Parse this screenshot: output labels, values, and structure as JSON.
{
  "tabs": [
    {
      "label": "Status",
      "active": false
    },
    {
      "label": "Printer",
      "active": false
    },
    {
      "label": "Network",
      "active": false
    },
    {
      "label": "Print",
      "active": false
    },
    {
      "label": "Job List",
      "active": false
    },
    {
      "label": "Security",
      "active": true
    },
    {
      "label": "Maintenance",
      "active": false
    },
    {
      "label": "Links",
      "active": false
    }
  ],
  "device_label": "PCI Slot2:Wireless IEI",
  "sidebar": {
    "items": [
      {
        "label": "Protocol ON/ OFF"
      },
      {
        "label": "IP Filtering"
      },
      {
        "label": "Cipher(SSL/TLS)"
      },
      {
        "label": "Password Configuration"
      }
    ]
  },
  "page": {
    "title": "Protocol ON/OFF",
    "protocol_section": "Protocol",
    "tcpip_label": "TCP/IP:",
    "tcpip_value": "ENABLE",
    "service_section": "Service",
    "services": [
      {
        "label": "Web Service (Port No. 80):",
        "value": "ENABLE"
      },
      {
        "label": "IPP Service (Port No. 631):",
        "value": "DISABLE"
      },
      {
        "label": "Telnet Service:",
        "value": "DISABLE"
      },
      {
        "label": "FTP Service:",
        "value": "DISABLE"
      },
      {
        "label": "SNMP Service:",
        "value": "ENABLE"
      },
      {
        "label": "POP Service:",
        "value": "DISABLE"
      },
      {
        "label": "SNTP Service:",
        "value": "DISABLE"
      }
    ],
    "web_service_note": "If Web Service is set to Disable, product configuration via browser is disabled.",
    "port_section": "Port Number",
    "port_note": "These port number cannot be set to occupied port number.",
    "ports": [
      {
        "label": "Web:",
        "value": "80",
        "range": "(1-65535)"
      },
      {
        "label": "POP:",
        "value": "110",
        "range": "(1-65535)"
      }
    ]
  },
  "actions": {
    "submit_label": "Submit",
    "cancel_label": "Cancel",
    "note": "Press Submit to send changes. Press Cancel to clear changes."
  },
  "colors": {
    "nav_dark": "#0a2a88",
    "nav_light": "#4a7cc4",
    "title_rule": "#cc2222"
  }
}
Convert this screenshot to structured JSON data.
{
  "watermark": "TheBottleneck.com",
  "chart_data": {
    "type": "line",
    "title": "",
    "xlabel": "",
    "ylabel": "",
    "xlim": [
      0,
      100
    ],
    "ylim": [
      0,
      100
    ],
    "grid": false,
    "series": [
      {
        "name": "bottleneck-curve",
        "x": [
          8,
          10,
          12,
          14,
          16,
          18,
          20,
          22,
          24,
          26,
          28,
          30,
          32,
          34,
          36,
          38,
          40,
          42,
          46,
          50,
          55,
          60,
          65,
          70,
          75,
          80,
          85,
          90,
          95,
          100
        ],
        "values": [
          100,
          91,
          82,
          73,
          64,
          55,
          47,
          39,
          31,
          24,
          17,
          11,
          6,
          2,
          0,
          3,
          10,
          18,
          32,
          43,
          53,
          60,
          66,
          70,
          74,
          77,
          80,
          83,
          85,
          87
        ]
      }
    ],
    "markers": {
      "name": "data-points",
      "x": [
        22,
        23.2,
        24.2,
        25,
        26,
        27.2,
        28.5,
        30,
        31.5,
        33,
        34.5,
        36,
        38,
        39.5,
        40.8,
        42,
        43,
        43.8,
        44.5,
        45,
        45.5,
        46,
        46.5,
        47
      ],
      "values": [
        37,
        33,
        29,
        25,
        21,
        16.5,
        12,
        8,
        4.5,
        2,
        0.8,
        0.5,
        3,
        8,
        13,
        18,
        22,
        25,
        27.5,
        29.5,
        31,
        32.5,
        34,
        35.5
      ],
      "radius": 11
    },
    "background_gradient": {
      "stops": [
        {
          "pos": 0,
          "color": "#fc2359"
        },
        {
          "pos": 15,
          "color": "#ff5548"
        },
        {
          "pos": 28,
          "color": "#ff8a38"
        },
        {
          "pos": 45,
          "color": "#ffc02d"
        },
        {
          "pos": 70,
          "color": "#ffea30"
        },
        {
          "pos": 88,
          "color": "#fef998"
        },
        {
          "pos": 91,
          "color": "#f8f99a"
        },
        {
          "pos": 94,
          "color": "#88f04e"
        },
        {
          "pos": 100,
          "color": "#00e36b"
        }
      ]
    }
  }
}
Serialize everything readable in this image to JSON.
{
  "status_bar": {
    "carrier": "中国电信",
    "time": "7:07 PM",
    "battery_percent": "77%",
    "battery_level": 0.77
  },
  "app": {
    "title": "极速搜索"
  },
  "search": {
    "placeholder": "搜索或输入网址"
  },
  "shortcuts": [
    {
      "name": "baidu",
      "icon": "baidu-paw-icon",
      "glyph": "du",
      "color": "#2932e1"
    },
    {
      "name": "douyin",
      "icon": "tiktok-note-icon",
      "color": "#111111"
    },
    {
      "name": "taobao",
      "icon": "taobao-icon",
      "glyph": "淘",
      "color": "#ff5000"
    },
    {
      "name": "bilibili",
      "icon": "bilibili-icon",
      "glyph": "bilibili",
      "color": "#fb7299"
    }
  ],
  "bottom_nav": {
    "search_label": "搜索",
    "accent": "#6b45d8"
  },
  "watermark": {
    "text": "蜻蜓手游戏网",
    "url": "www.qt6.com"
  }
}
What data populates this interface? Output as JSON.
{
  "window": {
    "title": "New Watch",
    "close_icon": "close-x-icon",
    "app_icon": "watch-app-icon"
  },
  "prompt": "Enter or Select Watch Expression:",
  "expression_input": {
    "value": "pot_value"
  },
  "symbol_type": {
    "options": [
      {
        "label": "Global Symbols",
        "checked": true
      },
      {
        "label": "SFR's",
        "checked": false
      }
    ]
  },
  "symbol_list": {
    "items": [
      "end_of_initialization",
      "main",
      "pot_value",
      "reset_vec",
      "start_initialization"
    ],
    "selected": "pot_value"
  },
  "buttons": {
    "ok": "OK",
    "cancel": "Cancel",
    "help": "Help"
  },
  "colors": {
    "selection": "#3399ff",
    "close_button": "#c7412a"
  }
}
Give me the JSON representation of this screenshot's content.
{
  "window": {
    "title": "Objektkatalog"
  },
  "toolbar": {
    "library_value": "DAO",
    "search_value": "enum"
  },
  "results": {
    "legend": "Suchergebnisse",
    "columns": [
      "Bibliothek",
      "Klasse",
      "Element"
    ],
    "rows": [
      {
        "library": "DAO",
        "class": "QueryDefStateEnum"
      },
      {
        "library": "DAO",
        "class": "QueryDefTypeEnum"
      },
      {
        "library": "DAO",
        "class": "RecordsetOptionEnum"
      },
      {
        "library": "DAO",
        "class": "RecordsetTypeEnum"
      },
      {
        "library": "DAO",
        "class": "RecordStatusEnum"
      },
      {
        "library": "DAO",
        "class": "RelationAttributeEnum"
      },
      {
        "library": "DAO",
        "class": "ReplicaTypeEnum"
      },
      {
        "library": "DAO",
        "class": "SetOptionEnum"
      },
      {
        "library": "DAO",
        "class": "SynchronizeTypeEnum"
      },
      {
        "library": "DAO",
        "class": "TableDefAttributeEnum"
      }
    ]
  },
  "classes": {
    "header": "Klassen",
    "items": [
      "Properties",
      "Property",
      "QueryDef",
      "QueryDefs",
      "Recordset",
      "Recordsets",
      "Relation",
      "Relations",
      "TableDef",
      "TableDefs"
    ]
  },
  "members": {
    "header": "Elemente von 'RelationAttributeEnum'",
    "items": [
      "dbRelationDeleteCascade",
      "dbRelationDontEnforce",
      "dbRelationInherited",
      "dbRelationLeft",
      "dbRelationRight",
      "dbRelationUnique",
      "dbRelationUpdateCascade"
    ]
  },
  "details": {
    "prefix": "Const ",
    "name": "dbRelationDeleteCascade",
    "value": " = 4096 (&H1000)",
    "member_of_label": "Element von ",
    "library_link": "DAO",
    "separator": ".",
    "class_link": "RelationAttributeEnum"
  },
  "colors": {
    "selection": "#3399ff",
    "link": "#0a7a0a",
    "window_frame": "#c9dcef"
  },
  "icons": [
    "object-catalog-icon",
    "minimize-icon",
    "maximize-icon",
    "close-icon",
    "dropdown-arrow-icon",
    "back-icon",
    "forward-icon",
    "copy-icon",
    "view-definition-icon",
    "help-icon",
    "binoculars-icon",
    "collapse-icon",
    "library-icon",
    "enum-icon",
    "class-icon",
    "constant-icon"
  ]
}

Exercise description: How many lines in the listing above contain the string "watermark"? Answer with the number only.

Complete answer: 2